▸ **TASK DETAILS**: Scan the lines below for the word "人民愿景". Copy each line you find it in.
◆ ◆ ◆ ◆ ◆ ◆ ◆
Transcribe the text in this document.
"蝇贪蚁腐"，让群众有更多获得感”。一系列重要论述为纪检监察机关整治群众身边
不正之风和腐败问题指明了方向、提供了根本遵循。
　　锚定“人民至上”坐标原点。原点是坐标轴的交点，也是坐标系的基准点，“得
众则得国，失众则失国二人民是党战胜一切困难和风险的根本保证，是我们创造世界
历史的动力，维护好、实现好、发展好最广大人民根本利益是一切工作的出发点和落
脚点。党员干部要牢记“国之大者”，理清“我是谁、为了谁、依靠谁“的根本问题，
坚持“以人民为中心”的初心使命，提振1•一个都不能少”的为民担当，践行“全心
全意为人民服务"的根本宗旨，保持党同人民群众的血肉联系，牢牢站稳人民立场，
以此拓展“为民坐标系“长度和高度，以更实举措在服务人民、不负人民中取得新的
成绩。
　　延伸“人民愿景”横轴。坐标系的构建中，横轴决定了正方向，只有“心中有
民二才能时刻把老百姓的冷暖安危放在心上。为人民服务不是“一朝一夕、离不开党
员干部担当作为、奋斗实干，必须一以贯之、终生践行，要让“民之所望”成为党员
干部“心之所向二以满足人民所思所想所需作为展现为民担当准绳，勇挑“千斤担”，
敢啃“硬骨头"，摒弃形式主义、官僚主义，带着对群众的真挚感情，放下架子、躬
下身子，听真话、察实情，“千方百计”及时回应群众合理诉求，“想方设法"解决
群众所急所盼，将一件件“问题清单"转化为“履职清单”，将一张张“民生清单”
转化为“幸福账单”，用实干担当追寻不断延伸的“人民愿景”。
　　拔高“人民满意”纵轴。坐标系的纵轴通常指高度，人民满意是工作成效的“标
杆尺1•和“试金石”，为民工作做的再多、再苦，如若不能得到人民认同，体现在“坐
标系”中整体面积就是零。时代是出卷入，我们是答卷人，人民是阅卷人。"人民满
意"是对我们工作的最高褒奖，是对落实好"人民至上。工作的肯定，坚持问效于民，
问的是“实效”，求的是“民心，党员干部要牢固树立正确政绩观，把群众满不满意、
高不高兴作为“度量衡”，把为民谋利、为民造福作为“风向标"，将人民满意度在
◆ ◆ ◆ ◆ ◆ ◆ ◆
▸ **RESPONSE TO THIS EXERCISE**:
　　延伸“人民愿景”横轴。坐标系的构建中，横轴决定了正方向，只有“心中有
转化为“幸福账单”，用实干担当追寻不断延伸的“人民愿景”。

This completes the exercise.